Description of the task:
What lines of the data include the string "Debiased"? Copy them all.

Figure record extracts
________________________________________
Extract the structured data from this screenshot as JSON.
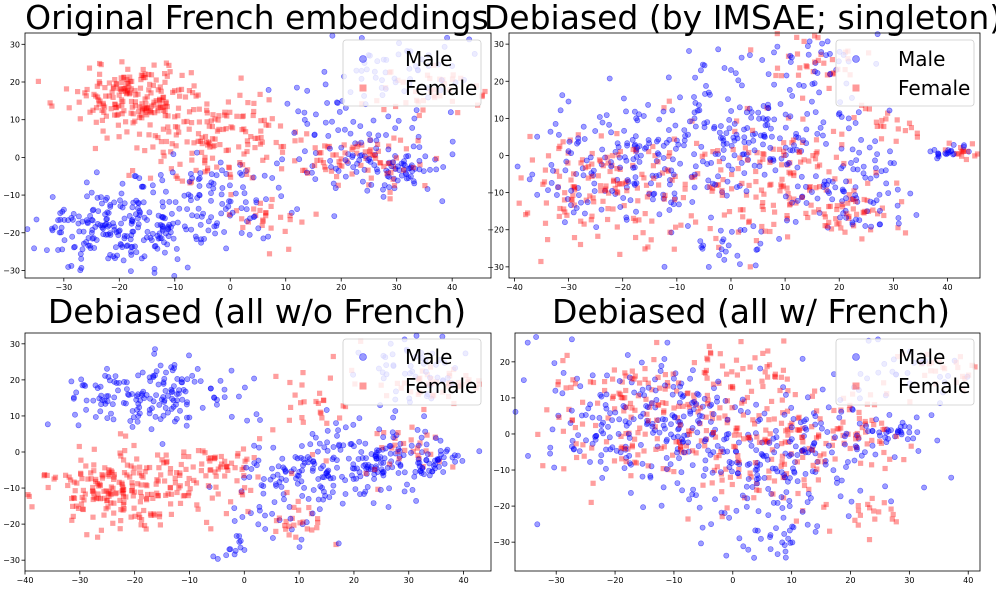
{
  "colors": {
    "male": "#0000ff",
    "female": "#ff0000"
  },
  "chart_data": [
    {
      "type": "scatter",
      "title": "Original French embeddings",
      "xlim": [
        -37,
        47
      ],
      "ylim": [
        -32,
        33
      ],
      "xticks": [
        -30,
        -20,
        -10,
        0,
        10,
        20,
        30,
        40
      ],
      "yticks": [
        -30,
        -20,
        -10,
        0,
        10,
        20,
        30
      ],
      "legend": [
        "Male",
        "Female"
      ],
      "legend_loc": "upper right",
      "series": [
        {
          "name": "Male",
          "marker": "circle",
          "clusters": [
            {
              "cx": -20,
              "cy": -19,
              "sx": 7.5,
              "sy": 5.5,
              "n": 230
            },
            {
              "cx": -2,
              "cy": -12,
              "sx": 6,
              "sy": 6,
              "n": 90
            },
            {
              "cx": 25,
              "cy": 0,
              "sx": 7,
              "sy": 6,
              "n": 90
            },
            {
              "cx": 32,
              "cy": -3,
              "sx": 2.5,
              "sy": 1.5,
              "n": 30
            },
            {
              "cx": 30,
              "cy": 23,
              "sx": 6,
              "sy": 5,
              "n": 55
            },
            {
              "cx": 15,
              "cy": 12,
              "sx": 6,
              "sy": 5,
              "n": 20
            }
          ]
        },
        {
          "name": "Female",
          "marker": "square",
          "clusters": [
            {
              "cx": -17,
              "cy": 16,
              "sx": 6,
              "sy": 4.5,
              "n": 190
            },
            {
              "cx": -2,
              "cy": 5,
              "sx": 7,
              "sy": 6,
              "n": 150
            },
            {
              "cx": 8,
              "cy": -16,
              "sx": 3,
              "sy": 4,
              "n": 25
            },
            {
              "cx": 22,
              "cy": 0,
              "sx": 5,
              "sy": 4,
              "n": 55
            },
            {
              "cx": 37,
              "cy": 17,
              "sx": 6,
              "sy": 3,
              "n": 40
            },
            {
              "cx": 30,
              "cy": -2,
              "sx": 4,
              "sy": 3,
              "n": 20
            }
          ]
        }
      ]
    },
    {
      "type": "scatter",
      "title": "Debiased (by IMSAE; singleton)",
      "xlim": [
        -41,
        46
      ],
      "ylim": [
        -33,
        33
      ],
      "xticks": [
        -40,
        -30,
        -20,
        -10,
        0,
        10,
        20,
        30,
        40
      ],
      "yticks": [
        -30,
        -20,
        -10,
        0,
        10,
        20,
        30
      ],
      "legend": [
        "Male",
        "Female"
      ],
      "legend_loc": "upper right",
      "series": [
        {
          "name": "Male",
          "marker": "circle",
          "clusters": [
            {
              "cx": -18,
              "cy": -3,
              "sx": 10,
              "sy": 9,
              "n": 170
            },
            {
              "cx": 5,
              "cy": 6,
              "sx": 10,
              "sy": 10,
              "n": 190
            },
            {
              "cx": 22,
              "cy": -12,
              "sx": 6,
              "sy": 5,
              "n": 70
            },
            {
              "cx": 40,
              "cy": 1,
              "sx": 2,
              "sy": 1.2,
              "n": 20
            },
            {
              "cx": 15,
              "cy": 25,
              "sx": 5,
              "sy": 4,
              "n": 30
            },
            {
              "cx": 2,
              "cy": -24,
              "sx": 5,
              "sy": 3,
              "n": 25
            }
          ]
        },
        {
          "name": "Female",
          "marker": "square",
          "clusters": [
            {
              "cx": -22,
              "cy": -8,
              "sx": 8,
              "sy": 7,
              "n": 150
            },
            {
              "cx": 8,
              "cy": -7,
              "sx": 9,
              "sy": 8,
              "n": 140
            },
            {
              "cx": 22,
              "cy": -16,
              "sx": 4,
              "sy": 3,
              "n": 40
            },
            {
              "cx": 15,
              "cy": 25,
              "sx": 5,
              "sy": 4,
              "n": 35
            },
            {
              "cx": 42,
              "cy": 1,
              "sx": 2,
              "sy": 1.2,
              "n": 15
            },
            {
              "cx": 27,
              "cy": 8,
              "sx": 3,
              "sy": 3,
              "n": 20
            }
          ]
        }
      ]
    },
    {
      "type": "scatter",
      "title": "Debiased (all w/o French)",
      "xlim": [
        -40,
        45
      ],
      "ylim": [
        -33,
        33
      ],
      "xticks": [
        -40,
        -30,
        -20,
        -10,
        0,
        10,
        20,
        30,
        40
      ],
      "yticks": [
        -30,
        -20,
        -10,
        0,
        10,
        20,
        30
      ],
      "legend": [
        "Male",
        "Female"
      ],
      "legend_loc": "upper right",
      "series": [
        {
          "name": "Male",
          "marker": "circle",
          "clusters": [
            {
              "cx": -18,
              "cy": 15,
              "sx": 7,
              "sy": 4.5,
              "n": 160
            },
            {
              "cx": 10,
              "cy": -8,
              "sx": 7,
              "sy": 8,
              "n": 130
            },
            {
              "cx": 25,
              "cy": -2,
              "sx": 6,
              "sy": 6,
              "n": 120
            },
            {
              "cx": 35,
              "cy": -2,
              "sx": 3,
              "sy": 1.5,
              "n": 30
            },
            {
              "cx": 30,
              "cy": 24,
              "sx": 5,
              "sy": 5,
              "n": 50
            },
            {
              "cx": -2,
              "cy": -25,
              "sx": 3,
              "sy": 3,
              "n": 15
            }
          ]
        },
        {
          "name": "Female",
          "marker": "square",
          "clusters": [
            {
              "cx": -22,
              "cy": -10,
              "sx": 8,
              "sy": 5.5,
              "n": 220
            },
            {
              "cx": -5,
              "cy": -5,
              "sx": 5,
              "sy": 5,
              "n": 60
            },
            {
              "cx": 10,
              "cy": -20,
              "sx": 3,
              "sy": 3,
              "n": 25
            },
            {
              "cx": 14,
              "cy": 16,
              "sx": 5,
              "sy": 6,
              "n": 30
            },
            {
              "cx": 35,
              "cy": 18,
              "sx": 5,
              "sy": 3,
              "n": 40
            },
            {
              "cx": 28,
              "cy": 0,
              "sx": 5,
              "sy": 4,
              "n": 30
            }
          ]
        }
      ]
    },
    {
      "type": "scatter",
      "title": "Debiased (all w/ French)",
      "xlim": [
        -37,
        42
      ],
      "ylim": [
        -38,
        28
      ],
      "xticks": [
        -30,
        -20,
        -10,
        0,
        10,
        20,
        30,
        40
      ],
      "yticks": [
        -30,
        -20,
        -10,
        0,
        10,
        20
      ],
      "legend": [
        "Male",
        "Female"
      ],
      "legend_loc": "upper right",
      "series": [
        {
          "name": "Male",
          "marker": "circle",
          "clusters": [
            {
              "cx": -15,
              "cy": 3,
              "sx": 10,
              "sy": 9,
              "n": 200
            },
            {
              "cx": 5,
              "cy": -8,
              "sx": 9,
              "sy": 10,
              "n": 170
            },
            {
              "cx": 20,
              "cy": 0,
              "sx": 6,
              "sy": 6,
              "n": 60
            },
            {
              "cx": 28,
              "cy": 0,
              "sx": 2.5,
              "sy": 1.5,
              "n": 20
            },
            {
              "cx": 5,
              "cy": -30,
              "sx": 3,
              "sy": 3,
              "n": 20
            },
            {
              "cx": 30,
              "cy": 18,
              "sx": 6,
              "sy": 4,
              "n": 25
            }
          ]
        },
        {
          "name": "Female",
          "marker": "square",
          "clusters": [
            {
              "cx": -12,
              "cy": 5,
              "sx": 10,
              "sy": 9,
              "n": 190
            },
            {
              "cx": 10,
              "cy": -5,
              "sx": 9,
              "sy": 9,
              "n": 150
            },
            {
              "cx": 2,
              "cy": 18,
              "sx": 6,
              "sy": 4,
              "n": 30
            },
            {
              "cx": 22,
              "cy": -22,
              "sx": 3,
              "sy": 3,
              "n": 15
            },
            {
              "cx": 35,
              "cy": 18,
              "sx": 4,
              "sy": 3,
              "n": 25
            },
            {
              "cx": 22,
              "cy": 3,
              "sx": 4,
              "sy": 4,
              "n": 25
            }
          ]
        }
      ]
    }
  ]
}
________________________________________
The response:
      "title": "Debiased (by IMSAE; singleton)",
      "title": "Debiased (all w/o French)",
      "title": "Debiased (all w/ French)",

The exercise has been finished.